== Task goal ==
Identify the lines that include the word "финансирования", then copy all of them.

Dataset records:
— Start —

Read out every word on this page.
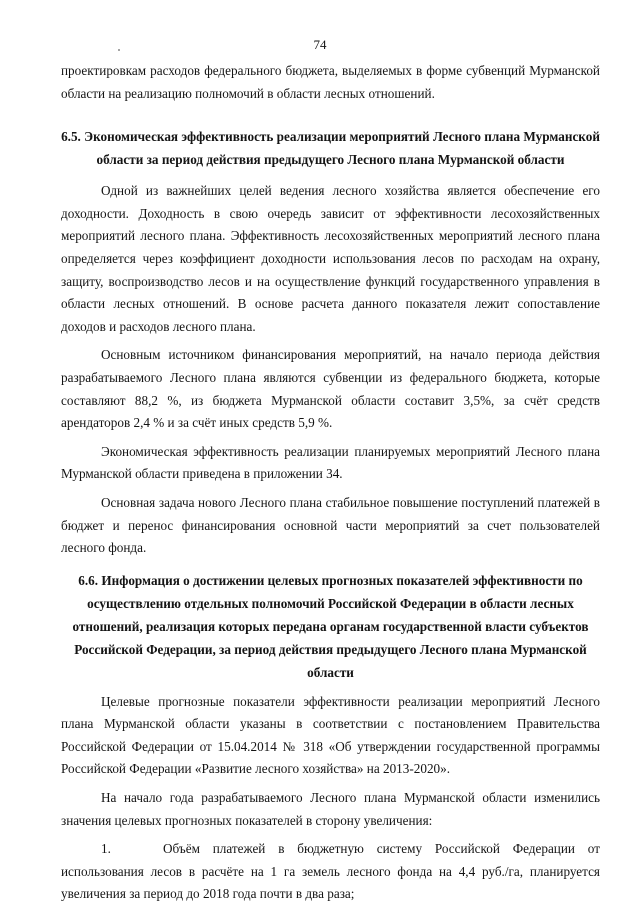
74

проектировкам расходов федерального бюджета, выделяемых в форме субвенций Мурманской области на реализацию полномочий в области лесных отношений.

6.5. Экономическая эффективность реализации мероприятий Лесного плана Мурманской области за период действия предыдущего Лесного плана Мурманской области

Одной из важнейших целей ведения лесного хозяйства является обеспечение его доходности. Доходность в свою очередь зависит от эффективности лесохозяйственных мероприятий лесного плана. Эффективность лесохозяйственных мероприятий лесного плана определяется через коэффициент доходности использования лесов по расходам на охрану, защиту, воспроизводство лесов и на осуществление функций государственного управления в области лесных отношений. В основе расчета данного показателя лежит сопоставление доходов и расходов лесного плана.

Основным источником финансирования мероприятий, на начало периода действия разрабатываемого Лесного плана являются субвенции из федерального бюджета, которые составляют 88,2 %, из бюджета Мурманской области составит 3,5%, за счёт средств арендаторов 2,4 % и за счёт иных средств 5,9 %.

Экономическая эффективность реализации планируемых мероприятий Лесного плана Мурманской области приведена в приложении 34.

Основная задача нового Лесного плана стабильное повышение поступлений платежей в бюджет и перенос финансирования основной части мероприятий за счет пользователей лесного фонда.

6.6. Информация о достижении целевых прогнозных показателей эффективности по осуществлению отдельных полномочий Российской Федерации в области лесных отношений, реализация которых передана органам государственной власти субъектов Российской Федерации, за период действия предыдущего Лесного плана Мурманской области

Целевые прогнозные показатели эффективности реализации мероприятий Лесного плана Мурманской области указаны в соответствии с постановлением Правительства Российской Федерации от 15.04.2014 № 318 «Об утверждении государственной программы Российской Федерации «Развитие лесного хозяйства» на 2013-2020».

На начало года разрабатываемого Лесного плана Мурманской области изменились значения целевых прогнозных показателей в сторону увеличения:

1.	Объём платежей в бюджетную систему Российской Федерации от использования лесов в расчёте на 1 га земель лесного фонда на 4,4 руб./га, планируется увеличения за период до 2018 года почти в два раза;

— End —

== Exercise output ==
Основным источником финансирования мероприятий, на начало периода действия разрабатываемого Лесного плана являются субвенции из федерального бюджета, которые составляют 88,2 %, из бюджета Мурманской области составит 3,5%, за счёт средств арендаторов 2,4 % и за счёт иных средств 5,9 %.
Основная задача нового Лесного плана стабильное повышение поступлений платежей в бюджет и перенос финансирования основной части мероприятий за счет пользователей лесного фонда.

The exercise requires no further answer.